++++ Provided records ++++
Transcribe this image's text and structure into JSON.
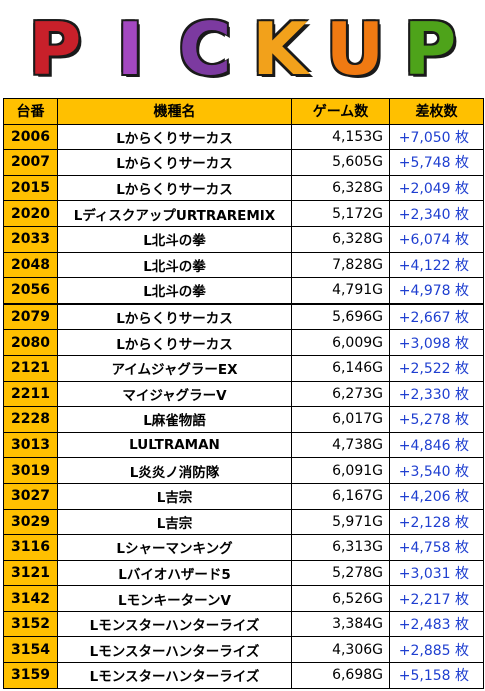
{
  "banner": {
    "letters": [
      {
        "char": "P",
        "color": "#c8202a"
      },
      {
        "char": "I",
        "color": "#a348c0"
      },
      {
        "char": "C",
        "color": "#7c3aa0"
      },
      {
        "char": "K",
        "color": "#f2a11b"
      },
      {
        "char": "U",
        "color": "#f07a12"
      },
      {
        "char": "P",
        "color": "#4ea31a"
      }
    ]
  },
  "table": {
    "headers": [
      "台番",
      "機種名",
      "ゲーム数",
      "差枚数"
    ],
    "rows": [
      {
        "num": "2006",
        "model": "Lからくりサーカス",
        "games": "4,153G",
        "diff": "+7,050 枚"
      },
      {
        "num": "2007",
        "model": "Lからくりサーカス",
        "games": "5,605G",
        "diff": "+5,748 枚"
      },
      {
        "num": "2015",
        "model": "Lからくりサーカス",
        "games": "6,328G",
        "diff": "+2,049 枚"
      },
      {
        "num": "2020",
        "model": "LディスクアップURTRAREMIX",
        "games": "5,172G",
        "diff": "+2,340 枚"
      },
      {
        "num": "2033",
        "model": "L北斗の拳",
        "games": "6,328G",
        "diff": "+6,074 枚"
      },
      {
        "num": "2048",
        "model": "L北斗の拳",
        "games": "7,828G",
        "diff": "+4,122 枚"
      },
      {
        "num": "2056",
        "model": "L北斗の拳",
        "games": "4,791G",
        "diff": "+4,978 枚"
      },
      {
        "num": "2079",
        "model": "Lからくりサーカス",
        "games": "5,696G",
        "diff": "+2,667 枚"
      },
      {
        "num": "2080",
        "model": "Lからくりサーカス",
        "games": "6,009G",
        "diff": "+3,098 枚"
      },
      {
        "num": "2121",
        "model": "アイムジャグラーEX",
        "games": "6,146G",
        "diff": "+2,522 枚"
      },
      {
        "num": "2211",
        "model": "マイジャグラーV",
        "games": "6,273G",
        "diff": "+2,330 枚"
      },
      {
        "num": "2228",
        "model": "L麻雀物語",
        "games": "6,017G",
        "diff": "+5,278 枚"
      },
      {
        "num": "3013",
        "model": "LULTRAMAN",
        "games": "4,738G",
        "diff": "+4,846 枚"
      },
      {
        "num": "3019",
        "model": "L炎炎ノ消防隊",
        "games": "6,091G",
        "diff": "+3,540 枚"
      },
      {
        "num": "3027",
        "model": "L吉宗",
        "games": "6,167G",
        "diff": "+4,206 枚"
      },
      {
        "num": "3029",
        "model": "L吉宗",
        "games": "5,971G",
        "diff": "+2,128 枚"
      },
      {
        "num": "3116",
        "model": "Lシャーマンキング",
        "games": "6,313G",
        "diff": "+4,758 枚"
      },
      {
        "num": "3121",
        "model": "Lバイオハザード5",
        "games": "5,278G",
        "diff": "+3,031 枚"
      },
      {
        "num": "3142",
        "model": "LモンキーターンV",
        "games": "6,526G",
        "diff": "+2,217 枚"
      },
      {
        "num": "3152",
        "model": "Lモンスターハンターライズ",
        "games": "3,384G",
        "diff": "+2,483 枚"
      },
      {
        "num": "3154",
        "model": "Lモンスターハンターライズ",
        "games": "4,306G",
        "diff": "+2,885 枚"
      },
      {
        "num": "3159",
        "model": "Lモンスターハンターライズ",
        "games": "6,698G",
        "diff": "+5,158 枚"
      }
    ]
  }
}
++++
_Exercise requirements_:
Leave out all pictures, then copy the remaining material exactly.

_Task output_:
Transcribe this image's text and structure into JSON.
{
  "banner": {
    "letters": [
      {
        "char": "P",
        "color": "#c8202a"
      },
      {
        "char": "I",
        "color": "#a348c0"
      },
      {
        "char": "C",
        "color": "#7c3aa0"
      },
      {
        "char": "K",
        "color": "#f2a11b"
      },
      {
        "char": "U",
        "color": "#f07a12"
      },
      {
        "char": "P",
        "color": "#4ea31a"
      }
    ]
  },
  "table": {
    "headers": [
      "台番",
      "機種名",
      "ゲーム数",
      "差枚数"
    ],
    "rows": [
      {
        "num": "2006",
        "model": "Lからくりサーカス",
        "games": "4,153G",
        "diff": "+7,050 枚"
      },
      {
        "num": "2007",
        "model": "Lからくりサーカス",
        "games": "5,605G",
        "diff": "+5,748 枚"
      },
      {
        "num": "2015",
        "model": "Lからくりサーカス",
        "games": "6,328G",
        "diff": "+2,049 枚"
      },
      {
        "num": "2020",
        "model": "LディスクアップURTRAREMIX",
        "games": "5,172G",
        "diff": "+2,340 枚"
      },
      {
        "num": "2033",
        "model": "L北斗の拳",
        "games": "6,328G",
        "diff": "+6,074 枚"
      },
      {
        "num": "2048",
        "model": "L北斗の拳",
        "games": "7,828G",
        "diff": "+4,122 枚"
      },
      {
        "num": "2056",
        "model": "L北斗の拳",
        "games": "4,791G",
        "diff": "+4,978 枚"
      },
      {
        "num": "2079",
        "model": "Lからくりサーカス",
        "games": "5,696G",
        "diff": "+2,667 枚"
      },
      {
        "num": "2080",
        "model": "Lからくりサーカス",
        "games": "6,009G",
        "diff": "+3,098 枚"
      },
      {
        "num": "2121",
        "model": "アイムジャグラーEX",
        "games": "6,146G",
        "diff": "+2,522 枚"
      },
      {
        "num": "2211",
        "model": "マイジャグラーV",
        "games": "6,273G",
        "diff": "+2,330 枚"
      },
      {
        "num": "2228",
        "model": "L麻雀物語",
        "games": "6,017G",
        "diff": "+5,278 枚"
      },
      {
        "num": "3013",
        "model": "LULTRAMAN",
        "games": "4,738G",
        "diff": "+4,846 枚"
      },
      {
        "num": "3019",
        "model": "L炎炎ノ消防隊",
        "games": "6,091G",
        "diff": "+3,540 枚"
      },
      {
        "num": "3027",
        "model": "L吉宗",
        "games": "6,167G",
        "diff": "+4,206 枚"
      },
      {
        "num": "3029",
        "model": "L吉宗",
        "games": "5,971G",
        "diff": "+2,128 枚"
      },
      {
        "num": "3116",
        "model": "Lシャーマンキング",
        "games": "6,313G",
        "diff": "+4,758 枚"
      },
      {
        "num": "3121",
        "model": "Lバイオハザード5",
        "games": "5,278G",
        "diff": "+3,031 枚"
      },
      {
        "num": "3142",
        "model": "LモンキーターンV",
        "games": "6,526G",
        "diff": "+2,217 枚"
      },
      {
        "num": "3152",
        "model": "Lモンスターハンターライズ",
        "games": "3,384G",
        "diff": "+2,483 枚"
      },
      {
        "num": "3154",
        "model": "Lモンスターハンターライズ",
        "games": "4,306G",
        "diff": "+2,885 枚"
      },
      {
        "num": "3159",
        "model": "Lモンスターハンターライズ",
        "games": "6,698G",
        "diff": "+5,158 枚"
      }
    ]
  }
}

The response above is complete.